Provided data:
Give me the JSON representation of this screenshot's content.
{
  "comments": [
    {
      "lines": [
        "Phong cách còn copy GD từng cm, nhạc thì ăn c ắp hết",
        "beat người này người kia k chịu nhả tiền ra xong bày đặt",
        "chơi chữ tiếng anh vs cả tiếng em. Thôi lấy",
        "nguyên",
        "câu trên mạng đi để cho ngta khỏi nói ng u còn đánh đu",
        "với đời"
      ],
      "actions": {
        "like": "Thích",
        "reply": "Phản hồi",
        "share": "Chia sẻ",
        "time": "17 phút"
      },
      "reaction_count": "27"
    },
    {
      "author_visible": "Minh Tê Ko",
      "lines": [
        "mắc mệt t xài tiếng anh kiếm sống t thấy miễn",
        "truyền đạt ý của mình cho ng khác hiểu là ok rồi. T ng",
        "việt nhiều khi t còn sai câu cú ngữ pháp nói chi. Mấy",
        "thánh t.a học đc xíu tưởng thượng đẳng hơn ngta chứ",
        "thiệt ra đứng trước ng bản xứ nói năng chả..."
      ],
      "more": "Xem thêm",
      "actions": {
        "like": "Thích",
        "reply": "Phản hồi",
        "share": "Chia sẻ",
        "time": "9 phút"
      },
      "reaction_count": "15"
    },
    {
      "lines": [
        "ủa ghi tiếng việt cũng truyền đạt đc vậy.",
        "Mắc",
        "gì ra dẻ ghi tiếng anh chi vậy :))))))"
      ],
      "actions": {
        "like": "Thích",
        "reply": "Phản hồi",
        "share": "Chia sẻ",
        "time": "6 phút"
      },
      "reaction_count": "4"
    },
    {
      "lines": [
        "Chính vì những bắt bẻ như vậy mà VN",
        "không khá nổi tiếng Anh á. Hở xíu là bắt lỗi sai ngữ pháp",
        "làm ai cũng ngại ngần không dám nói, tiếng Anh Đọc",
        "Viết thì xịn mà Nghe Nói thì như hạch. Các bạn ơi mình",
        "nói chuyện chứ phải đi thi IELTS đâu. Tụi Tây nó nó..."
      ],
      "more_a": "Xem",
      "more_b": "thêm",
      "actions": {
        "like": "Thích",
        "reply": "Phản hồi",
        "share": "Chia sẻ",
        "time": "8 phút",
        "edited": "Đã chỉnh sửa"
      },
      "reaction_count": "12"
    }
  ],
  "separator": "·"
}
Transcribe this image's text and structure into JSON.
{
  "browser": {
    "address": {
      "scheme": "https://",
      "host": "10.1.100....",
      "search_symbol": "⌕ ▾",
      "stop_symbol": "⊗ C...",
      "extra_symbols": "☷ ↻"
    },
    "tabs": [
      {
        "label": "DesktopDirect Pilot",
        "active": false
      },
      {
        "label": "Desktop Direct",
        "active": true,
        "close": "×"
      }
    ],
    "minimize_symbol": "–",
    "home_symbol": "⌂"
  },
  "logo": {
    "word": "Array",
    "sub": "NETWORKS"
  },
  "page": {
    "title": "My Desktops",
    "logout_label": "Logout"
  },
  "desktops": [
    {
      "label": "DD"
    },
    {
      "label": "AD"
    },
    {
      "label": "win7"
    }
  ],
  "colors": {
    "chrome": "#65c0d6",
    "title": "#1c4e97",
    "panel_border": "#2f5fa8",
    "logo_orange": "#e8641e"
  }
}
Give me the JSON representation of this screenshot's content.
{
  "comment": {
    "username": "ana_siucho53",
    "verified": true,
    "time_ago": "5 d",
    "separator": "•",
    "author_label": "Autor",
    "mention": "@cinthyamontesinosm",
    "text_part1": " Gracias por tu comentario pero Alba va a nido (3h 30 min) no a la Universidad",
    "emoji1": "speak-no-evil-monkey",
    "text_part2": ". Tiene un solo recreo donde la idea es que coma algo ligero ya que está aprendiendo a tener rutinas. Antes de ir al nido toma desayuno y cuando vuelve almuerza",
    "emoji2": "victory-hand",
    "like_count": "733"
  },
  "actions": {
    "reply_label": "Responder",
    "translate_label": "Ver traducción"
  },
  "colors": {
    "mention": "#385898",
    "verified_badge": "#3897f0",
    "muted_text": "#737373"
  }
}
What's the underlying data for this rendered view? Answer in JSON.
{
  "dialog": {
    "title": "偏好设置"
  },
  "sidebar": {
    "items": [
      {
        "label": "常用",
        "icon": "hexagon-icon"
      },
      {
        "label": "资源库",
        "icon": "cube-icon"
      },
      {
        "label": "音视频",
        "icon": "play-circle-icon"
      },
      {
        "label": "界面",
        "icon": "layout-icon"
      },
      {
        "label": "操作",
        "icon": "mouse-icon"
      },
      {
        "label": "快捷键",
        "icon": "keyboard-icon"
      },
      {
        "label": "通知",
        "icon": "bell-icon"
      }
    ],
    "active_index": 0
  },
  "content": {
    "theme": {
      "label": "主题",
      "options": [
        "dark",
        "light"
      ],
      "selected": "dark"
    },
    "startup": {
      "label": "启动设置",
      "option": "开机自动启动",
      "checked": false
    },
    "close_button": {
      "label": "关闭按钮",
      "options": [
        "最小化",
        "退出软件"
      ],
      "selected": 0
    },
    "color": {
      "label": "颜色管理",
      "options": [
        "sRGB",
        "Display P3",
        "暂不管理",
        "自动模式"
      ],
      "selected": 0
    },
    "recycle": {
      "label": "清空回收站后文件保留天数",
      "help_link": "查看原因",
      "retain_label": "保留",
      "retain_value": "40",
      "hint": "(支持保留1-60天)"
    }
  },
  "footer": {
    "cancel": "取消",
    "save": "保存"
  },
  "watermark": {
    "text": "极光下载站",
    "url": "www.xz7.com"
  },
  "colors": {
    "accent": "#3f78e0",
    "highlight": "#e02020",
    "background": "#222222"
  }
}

Exercise task:
Without leaving anything out, give the entries again exactly.

Answer in full:
Give me the JSON representation of this screenshot's content.
{
  "comments": [
    {
      "lines": [
        "Phong cách còn copy GD từng cm, nhạc thì ăn c ắp hết",
        "beat người này người kia k chịu nhả tiền ra xong bày đặt",
        "chơi chữ tiếng anh vs cả tiếng em. Thôi lấy",
        "nguyên",
        "câu trên mạng đi để cho ngta khỏi nói ng u còn đánh đu",
        "với đời"
      ],
      "actions": {
        "like": "Thích",
        "reply": "Phản hồi",
        "share": "Chia sẻ",
        "time": "17 phút"
      },
      "reaction_count": "27"
    },
    {
      "author_visible": "Minh Tê Ko",
      "lines": [
        "mắc mệt t xài tiếng anh kiếm sống t thấy miễn",
        "truyền đạt ý của mình cho ng khác hiểu là ok rồi. T ng",
        "việt nhiều khi t còn sai câu cú ngữ pháp nói chi. Mấy",
        "thánh t.a học đc xíu tưởng thượng đẳng hơn ngta chứ",
        "thiệt ra đứng trước ng bản xứ nói năng chả..."
      ],
      "more": "Xem thêm",
      "actions": {
        "like": "Thích",
        "reply": "Phản hồi",
        "share": "Chia sẻ",
        "time": "9 phút"
      },
      "reaction_count": "15"
    },
    {
      "lines": [
        "ủa ghi tiếng việt cũng truyền đạt đc vậy.",
        "Mắc",
        "gì ra dẻ ghi tiếng anh chi vậy :))))))"
      ],
      "actions": {
        "like": "Thích",
        "reply": "Phản hồi",
        "share": "Chia sẻ",
        "time": "6 phút"
      },
      "reaction_count": "4"
    },
    {
      "lines": [
        "Chính vì những bắt bẻ như vậy mà VN",
        "không khá nổi tiếng Anh á. Hở xíu là bắt lỗi sai ngữ pháp",
        "làm ai cũng ngại ngần không dám nói, tiếng Anh Đọc",
        "Viết thì xịn mà Nghe Nói thì như hạch. Các bạn ơi mình",
        "nói chuyện chứ phải đi thi IELTS đâu. Tụi Tây nó nó..."
      ],
      "more_a": "Xem",
      "more_b": "thêm",
      "actions": {
        "like": "Thích",
        "reply": "Phản hồi",
        "share": "Chia sẻ",
        "time": "8 phút",
        "edited": "Đã chỉnh sửa"
      },
      "reaction_count": "12"
    }
  ],
  "separator": "·"
}
Transcribe this image's text and structure into JSON.
{
  "browser": {
    "address": {
      "scheme": "https://",
      "host": "10.1.100....",
      "search_symbol": "⌕ ▾",
      "stop_symbol": "⊗ C...",
      "extra_symbols": "☷ ↻"
    },
    "tabs": [
      {
        "label": "DesktopDirect Pilot",
        "active": false
      },
      {
        "label": "Desktop Direct",
        "active": true,
        "close": "×"
      }
    ],
    "minimize_symbol": "–",
    "home_symbol": "⌂"
  },
  "logo": {
    "word": "Array",
    "sub": "NETWORKS"
  },
  "page": {
    "title": "My Desktops",
    "logout_label": "Logout"
  },
  "desktops": [
    {
      "label": "DD"
    },
    {
      "label": "AD"
    },
    {
      "label": "win7"
    }
  ],
  "colors": {
    "chrome": "#65c0d6",
    "title": "#1c4e97",
    "panel_border": "#2f5fa8",
    "logo_orange": "#e8641e"
  }
}
Give me the JSON representation of this screenshot's content.
{
  "comment": {
    "username": "ana_siucho53",
    "verified": true,
    "time_ago": "5 d",
    "separator": "•",
    "author_label": "Autor",
    "mention": "@cinthyamontesinosm",
    "text_part1": " Gracias por tu comentario pero Alba va a nido (3h 30 min) no a la Universidad",
    "emoji1": "speak-no-evil-monkey",
    "text_part2": ". Tiene un solo recreo donde la idea es que coma algo ligero ya que está aprendiendo a tener rutinas. Antes de ir al nido toma desayuno y cuando vuelve almuerza",
    "emoji2": "victory-hand",
    "like_count": "733"
  },
  "actions": {
    "reply_label": "Responder",
    "translate_label": "Ver traducción"
  },
  "colors": {
    "mention": "#385898",
    "verified_badge": "#3897f0",
    "muted_text": "#737373"
  }
}
What's the underlying data for this rendered view? Answer in JSON.
{
  "dialog": {
    "title": "偏好设置"
  },
  "sidebar": {
    "items": [
      {
        "label": "常用",
        "icon": "hexagon-icon"
      },
      {
        "label": "资源库",
        "icon": "cube-icon"
      },
      {
        "label": "音视频",
        "icon": "play-circle-icon"
      },
      {
        "label": "界面",
        "icon": "layout-icon"
      },
      {
        "label": "操作",
        "icon": "mouse-icon"
      },
      {
        "label": "快捷键",
        "icon": "keyboard-icon"
      },
      {
        "label": "通知",
        "icon": "bell-icon"
      }
    ],
    "active_index": 0
  },
  "content": {
    "theme": {
      "label": "主题",
      "options": [
        "dark",
        "light"
      ],
      "selected": "dark"
    },
    "startup": {
      "label": "启动设置",
      "option": "开机自动启动",
      "checked": false
    },
    "close_button": {
      "label": "关闭按钮",
      "options": [
        "最小化",
        "退出软件"
      ],
      "selected": 0
    },
    "color": {
      "label": "颜色管理",
      "options": [
        "sRGB",
        "Display P3",
        "暂不管理",
        "自动模式"
      ],
      "selected": 0
    },
    "recycle": {
      "label": "清空回收站后文件保留天数",
      "help_link": "查看原因",
      "retain_label": "保留",
      "retain_value": "40",
      "hint": "(支持保留1-60天)"
    }
  },
  "footer": {
    "cancel": "取消",
    "save": "保存"
  },
  "watermark": {
    "text": "极光下载站",
    "url": "www.xz7.com"
  },
  "colors": {
    "accent": "#3f78e0",
    "highlight": "#e02020",
    "background": "#222222"
  }
}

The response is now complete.